**EXCERPTED RECORDS**
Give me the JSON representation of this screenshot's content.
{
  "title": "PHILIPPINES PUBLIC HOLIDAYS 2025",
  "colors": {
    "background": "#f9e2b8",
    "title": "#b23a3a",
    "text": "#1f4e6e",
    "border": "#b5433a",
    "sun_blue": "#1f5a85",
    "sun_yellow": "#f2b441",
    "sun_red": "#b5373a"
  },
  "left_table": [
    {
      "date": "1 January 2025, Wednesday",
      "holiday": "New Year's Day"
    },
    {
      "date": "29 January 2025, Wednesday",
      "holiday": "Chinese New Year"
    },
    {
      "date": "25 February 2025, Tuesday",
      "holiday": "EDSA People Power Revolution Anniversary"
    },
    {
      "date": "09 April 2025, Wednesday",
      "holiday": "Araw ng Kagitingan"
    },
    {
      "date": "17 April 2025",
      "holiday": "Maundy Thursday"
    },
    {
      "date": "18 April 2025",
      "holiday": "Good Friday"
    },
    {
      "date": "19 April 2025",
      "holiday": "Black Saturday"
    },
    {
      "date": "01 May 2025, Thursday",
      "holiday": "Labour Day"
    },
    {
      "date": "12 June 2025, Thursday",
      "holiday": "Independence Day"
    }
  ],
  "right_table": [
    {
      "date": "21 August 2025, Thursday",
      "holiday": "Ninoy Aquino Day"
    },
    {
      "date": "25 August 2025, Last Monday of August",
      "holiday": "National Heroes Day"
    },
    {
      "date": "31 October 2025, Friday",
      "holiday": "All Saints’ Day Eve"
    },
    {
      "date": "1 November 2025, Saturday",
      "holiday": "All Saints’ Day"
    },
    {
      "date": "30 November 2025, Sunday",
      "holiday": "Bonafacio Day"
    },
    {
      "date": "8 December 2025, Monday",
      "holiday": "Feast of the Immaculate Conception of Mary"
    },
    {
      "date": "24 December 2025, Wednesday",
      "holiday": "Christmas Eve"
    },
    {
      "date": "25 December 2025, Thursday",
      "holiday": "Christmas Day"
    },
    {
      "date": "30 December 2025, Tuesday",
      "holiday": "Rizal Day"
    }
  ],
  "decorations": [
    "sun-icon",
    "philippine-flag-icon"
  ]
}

**DO THIS**
Copy out the material above in its entirety. Every detail must match.

**COMPLETED EXERCISE**
Give me the JSON representation of this screenshot's content.
{
  "title": "PHILIPPINES PUBLIC HOLIDAYS 2025",
  "colors": {
    "background": "#f9e2b8",
    "title": "#b23a3a",
    "text": "#1f4e6e",
    "border": "#b5433a",
    "sun_blue": "#1f5a85",
    "sun_yellow": "#f2b441",
    "sun_red": "#b5373a"
  },
  "left_table": [
    {
      "date": "1 January 2025, Wednesday",
      "holiday": "New Year's Day"
    },
    {
      "date": "29 January 2025, Wednesday",
      "holiday": "Chinese New Year"
    },
    {
      "date": "25 February 2025, Tuesday",
      "holiday": "EDSA People Power Revolution Anniversary"
    },
    {
      "date": "09 April 2025, Wednesday",
      "holiday": "Araw ng Kagitingan"
    },
    {
      "date": "17 April 2025",
      "holiday": "Maundy Thursday"
    },
    {
      "date": "18 April 2025",
      "holiday": "Good Friday"
    },
    {
      "date": "19 April 2025",
      "holiday": "Black Saturday"
    },
    {
      "date": "01 May 2025, Thursday",
      "holiday": "Labour Day"
    },
    {
      "date": "12 June 2025, Thursday",
      "holiday": "Independence Day"
    }
  ],
  "right_table": [
    {
      "date": "21 August 2025, Thursday",
      "holiday": "Ninoy Aquino Day"
    },
    {
      "date": "25 August 2025, Last Monday of August",
      "holiday": "National Heroes Day"
    },
    {
      "date": "31 October 2025, Friday",
      "holiday": "All Saints’ Day Eve"
    },
    {
      "date": "1 November 2025, Saturday",
      "holiday": "All Saints’ Day"
    },
    {
      "date": "30 November 2025, Sunday",
      "holiday": "Bonafacio Day"
    },
    {
      "date": "8 December 2025, Monday",
      "holiday": "Feast of the Immaculate Conception of Mary"
    },
    {
      "date": "24 December 2025, Wednesday",
      "holiday": "Christmas Eve"
    },
    {
      "date": "25 December 2025, Thursday",
      "holiday": "Christmas Day"
    },
    {
      "date": "30 December 2025, Tuesday",
      "holiday": "Rizal Day"
    }
  ],
  "decorations": [
    "sun-icon",
    "philippine-flag-icon"
  ]
}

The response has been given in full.